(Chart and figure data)
::::::::::

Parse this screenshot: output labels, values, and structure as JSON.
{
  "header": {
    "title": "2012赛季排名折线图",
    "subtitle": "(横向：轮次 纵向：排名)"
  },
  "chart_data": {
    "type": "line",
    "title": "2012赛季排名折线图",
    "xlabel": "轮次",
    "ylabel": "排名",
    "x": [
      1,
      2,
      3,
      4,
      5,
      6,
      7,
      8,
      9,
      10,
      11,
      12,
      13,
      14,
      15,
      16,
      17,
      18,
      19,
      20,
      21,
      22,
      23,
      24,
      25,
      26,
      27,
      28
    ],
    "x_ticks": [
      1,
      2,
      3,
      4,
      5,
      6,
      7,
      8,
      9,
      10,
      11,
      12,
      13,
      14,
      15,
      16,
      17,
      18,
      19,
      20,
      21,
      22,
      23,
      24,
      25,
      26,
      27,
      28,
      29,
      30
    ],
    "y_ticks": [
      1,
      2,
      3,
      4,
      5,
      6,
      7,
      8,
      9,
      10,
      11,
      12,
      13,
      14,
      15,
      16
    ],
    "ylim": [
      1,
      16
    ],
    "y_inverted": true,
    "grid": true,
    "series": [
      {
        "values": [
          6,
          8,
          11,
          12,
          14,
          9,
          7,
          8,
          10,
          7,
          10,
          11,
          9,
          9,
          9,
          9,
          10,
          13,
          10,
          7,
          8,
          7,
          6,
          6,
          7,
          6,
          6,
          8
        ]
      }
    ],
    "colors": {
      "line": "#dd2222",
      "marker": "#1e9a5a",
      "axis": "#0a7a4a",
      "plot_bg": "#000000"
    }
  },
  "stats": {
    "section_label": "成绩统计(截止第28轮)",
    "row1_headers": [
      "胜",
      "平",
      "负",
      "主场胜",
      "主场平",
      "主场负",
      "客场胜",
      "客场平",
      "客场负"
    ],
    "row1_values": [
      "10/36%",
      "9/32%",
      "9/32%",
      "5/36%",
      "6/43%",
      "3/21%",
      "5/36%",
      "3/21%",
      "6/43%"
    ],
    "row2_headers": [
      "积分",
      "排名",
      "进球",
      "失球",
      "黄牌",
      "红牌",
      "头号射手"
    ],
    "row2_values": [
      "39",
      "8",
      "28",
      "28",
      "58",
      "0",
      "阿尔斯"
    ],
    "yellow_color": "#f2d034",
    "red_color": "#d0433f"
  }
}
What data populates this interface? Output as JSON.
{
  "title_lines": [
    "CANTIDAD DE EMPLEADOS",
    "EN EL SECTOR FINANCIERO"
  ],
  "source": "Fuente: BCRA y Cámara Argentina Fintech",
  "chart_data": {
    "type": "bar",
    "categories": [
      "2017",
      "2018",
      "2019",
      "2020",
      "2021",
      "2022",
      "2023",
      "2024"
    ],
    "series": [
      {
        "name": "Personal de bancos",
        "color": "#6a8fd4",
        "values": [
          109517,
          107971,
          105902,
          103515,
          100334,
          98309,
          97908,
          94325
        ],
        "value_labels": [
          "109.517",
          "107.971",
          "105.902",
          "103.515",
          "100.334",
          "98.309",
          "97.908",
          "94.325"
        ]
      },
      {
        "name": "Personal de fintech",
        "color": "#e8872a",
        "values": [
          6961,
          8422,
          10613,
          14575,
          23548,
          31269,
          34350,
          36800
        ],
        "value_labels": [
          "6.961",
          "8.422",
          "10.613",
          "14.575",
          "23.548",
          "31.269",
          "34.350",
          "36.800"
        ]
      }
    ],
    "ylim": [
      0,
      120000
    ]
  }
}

::::::::::

What you will do: Repeat the data above, word for word.

Exercise result:
Parse this screenshot: output labels, values, and structure as JSON.
{
  "header": {
    "title": "2012赛季排名折线图",
    "subtitle": "(横向：轮次 纵向：排名)"
  },
  "chart_data": {
    "type": "line",
    "title": "2012赛季排名折线图",
    "xlabel": "轮次",
    "ylabel": "排名",
    "x": [
      1,
      2,
      3,
      4,
      5,
      6,
      7,
      8,
      9,
      10,
      11,
      12,
      13,
      14,
      15,
      16,
      17,
      18,
      19,
      20,
      21,
      22,
      23,
      24,
      25,
      26,
      27,
      28
    ],
    "x_ticks": [
      1,
      2,
      3,
      4,
      5,
      6,
      7,
      8,
      9,
      10,
      11,
      12,
      13,
      14,
      15,
      16,
      17,
      18,
      19,
      20,
      21,
      22,
      23,
      24,
      25,
      26,
      27,
      28,
      29,
      30
    ],
    "y_ticks": [
      1,
      2,
      3,
      4,
      5,
      6,
      7,
      8,
      9,
      10,
      11,
      12,
      13,
      14,
      15,
      16
    ],
    "ylim": [
      1,
      16
    ],
    "y_inverted": true,
    "grid": true,
    "series": [
      {
        "values": [
          6,
          8,
          11,
          12,
          14,
          9,
          7,
          8,
          10,
          7,
          10,
          11,
          9,
          9,
          9,
          9,
          10,
          13,
          10,
          7,
          8,
          7,
          6,
          6,
          7,
          6,
          6,
          8
        ]
      }
    ],
    "colors": {
      "line": "#dd2222",
      "marker": "#1e9a5a",
      "axis": "#0a7a4a",
      "plot_bg": "#000000"
    }
  },
  "stats": {
    "section_label": "成绩统计(截止第28轮)",
    "row1_headers": [
      "胜",
      "平",
      "负",
      "主场胜",
      "主场平",
      "主场负",
      "客场胜",
      "客场平",
      "客场负"
    ],
    "row1_values": [
      "10/36%",
      "9/32%",
      "9/32%",
      "5/36%",
      "6/43%",
      "3/21%",
      "5/36%",
      "3/21%",
      "6/43%"
    ],
    "row2_headers": [
      "积分",
      "排名",
      "进球",
      "失球",
      "黄牌",
      "红牌",
      "头号射手"
    ],
    "row2_values": [
      "39",
      "8",
      "28",
      "28",
      "58",
      "0",
      "阿尔斯"
    ],
    "yellow_color": "#f2d034",
    "red_color": "#d0433f"
  }
}
What data populates this interface? Output as JSON.
{
  "title_lines": [
    "CANTIDAD DE EMPLEADOS",
    "EN EL SECTOR FINANCIERO"
  ],
  "source": "Fuente: BCRA y Cámara Argentina Fintech",
  "chart_data": {
    "type": "bar",
    "categories": [
      "2017",
      "2018",
      "2019",
      "2020",
      "2021",
      "2022",
      "2023",
      "2024"
    ],
    "series": [
      {
        "name": "Personal de bancos",
        "color": "#6a8fd4",
        "values": [
          109517,
          107971,
          105902,
          103515,
          100334,
          98309,
          97908,
          94325
        ],
        "value_labels": [
          "109.517",
          "107.971",
          "105.902",
          "103.515",
          "100.334",
          "98.309",
          "97.908",
          "94.325"
        ]
      },
      {
        "name": "Personal de fintech",
        "color": "#e8872a",
        "values": [
          6961,
          8422,
          10613,
          14575,
          23548,
          31269,
          34350,
          36800
        ],
        "value_labels": [
          "6.961",
          "8.422",
          "10.613",
          "14.575",
          "23.548",
          "31.269",
          "34.350",
          "36.800"
        ]
      }
    ],
    "ylim": [
      0,
      120000
    ]
  }
}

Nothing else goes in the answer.